_INSTRUCTIONS FOR THE TASK_: Copy out all lines that hold "TORO".

_DATA TO PROCESS_:
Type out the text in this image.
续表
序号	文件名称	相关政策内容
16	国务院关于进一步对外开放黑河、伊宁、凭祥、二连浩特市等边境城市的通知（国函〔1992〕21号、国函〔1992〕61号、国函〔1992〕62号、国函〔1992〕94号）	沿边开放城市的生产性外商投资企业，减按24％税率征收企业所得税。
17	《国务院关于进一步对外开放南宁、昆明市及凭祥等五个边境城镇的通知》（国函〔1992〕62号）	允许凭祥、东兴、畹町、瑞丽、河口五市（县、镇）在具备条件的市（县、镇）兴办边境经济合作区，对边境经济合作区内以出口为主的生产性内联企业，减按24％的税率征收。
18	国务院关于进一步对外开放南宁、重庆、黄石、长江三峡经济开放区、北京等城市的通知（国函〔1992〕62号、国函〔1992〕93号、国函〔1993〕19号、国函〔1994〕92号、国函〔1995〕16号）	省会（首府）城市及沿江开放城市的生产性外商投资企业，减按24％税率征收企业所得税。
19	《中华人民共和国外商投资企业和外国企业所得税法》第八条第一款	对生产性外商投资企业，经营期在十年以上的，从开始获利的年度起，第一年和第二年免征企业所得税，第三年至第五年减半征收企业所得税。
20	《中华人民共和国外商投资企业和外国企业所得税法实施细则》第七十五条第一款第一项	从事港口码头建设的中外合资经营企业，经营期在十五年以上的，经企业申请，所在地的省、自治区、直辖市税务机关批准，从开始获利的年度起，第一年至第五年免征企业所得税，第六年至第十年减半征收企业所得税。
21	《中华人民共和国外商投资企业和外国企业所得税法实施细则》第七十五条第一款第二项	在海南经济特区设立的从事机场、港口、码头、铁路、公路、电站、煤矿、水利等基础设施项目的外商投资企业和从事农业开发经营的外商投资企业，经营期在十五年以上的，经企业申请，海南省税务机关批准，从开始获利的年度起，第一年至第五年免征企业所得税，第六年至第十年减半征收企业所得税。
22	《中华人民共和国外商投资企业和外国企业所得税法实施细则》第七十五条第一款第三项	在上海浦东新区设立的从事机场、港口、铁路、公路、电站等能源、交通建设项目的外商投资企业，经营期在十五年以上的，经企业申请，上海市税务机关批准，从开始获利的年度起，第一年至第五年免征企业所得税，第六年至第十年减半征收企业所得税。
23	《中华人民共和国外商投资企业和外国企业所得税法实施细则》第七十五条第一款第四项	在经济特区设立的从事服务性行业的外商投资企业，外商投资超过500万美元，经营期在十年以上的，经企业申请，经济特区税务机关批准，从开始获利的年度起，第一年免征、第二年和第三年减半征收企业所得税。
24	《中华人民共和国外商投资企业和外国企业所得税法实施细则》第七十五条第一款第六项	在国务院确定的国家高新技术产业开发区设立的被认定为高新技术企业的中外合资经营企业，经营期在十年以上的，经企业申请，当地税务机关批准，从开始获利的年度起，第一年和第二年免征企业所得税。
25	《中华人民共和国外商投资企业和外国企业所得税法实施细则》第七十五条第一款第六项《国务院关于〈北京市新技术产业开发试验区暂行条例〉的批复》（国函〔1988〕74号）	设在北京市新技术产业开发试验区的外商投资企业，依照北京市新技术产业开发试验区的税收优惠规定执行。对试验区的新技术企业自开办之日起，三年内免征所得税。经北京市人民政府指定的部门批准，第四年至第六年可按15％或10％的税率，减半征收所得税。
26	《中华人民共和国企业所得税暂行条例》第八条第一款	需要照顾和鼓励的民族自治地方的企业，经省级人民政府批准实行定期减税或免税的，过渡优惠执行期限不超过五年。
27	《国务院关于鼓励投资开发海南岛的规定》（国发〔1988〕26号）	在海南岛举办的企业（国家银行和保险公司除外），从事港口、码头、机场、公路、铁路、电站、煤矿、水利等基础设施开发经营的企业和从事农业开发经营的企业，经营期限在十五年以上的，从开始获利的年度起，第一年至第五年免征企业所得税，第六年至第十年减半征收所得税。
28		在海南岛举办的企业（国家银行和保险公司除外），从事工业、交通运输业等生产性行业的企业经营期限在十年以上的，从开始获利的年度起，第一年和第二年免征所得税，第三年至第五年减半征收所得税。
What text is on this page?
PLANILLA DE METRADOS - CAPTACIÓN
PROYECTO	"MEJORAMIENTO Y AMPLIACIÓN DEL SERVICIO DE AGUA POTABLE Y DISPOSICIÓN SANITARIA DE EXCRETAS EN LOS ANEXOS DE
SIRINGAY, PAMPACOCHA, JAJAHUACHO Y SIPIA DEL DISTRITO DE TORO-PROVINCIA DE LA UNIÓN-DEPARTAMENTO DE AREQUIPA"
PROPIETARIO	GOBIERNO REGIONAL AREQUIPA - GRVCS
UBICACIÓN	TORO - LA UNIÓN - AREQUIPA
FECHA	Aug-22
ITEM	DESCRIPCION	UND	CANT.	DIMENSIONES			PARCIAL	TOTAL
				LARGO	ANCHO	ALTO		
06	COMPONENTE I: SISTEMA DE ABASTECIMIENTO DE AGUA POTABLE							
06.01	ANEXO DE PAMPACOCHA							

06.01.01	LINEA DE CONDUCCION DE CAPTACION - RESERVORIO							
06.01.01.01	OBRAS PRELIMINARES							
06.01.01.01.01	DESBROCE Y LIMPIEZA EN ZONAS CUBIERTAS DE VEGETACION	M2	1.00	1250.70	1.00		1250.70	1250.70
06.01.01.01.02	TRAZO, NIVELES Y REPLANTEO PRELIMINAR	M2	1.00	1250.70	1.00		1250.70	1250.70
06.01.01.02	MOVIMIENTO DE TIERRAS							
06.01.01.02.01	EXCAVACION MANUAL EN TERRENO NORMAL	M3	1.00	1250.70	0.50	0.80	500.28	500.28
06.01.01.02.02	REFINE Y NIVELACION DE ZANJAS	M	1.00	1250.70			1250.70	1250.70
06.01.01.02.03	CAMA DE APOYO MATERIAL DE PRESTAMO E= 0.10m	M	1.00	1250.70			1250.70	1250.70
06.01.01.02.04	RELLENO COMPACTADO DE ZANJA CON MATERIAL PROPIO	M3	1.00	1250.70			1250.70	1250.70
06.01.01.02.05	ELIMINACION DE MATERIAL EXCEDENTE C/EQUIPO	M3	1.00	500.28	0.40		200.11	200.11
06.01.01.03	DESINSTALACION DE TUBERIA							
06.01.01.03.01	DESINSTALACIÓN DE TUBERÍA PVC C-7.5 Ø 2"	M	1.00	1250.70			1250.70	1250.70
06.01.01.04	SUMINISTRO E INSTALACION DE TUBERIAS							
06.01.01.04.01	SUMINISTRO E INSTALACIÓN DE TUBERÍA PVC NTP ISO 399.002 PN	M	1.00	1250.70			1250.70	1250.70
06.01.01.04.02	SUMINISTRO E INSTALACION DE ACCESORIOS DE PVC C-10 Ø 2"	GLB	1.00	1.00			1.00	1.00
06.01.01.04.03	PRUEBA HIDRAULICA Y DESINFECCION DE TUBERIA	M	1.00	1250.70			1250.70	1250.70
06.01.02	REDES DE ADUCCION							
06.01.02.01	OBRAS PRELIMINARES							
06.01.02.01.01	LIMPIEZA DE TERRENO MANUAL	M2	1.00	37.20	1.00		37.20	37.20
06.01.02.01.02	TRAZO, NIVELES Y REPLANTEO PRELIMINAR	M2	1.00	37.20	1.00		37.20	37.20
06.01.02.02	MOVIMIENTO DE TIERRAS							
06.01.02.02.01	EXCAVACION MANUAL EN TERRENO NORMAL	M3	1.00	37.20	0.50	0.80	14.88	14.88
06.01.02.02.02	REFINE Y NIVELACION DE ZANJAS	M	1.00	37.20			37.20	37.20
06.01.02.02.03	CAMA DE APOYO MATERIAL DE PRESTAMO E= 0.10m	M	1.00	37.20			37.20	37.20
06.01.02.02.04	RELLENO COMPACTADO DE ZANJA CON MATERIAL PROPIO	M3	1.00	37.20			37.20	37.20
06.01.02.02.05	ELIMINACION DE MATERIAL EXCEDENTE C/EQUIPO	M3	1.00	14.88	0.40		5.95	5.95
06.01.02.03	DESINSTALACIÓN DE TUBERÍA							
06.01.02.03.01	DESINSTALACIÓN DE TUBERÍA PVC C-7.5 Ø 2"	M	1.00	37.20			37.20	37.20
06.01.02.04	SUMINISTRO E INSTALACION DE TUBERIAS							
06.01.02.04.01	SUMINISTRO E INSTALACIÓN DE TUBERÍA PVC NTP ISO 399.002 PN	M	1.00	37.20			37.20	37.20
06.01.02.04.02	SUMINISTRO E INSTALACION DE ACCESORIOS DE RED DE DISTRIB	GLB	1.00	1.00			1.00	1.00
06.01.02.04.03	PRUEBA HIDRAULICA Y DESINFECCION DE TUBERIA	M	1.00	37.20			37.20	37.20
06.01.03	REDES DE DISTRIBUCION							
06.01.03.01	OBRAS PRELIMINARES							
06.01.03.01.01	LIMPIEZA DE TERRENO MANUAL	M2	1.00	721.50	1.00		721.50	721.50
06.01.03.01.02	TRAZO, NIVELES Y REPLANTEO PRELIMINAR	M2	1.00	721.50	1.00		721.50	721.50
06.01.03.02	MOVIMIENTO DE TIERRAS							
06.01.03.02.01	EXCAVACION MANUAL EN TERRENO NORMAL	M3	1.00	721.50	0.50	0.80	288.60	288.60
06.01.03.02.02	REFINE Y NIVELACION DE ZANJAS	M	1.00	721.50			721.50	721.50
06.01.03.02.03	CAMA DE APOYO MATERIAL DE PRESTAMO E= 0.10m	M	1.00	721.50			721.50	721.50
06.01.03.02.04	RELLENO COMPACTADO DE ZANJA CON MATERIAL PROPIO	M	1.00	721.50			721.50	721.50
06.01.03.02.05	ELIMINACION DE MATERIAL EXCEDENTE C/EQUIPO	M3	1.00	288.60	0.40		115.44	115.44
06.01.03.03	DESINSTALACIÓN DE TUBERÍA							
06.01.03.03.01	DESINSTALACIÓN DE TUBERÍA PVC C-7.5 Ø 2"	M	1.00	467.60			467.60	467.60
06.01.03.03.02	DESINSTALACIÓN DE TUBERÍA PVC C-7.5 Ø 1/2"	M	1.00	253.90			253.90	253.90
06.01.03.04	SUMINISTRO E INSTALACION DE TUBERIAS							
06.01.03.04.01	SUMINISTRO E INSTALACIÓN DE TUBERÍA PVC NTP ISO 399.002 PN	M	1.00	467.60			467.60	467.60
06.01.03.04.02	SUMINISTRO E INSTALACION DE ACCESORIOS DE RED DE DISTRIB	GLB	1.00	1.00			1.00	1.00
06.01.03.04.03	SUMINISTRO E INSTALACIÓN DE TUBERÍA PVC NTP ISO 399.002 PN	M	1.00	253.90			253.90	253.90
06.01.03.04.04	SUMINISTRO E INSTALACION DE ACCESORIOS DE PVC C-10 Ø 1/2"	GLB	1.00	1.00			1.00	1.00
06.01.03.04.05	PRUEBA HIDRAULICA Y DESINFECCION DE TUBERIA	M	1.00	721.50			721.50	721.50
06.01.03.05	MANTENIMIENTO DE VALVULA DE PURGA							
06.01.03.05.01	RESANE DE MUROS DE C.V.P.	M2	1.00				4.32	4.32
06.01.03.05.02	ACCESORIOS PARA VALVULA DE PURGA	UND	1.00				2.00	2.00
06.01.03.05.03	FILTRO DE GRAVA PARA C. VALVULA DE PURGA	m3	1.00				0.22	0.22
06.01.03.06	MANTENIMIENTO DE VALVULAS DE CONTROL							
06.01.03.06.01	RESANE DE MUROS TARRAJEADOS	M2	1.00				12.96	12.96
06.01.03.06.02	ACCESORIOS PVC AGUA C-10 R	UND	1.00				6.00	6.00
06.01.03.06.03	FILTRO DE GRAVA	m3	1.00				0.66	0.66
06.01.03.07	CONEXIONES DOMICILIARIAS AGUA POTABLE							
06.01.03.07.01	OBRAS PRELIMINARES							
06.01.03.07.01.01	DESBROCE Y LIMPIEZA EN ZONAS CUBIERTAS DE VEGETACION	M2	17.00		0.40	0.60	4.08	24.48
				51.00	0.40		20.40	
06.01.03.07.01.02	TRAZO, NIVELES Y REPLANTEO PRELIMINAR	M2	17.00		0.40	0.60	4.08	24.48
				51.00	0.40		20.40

_SOLVED EXERCISE_:
SIRINGAY, PAMPACOCHA, JAJAHUACHO Y SIPIA DEL DISTRITO DE TORO-PROVINCIA DE LA UNIÓN-DEPARTAMENTO DE AREQUIPA"
UBICACIÓN	TORO - LA UNIÓN - AREQUIPA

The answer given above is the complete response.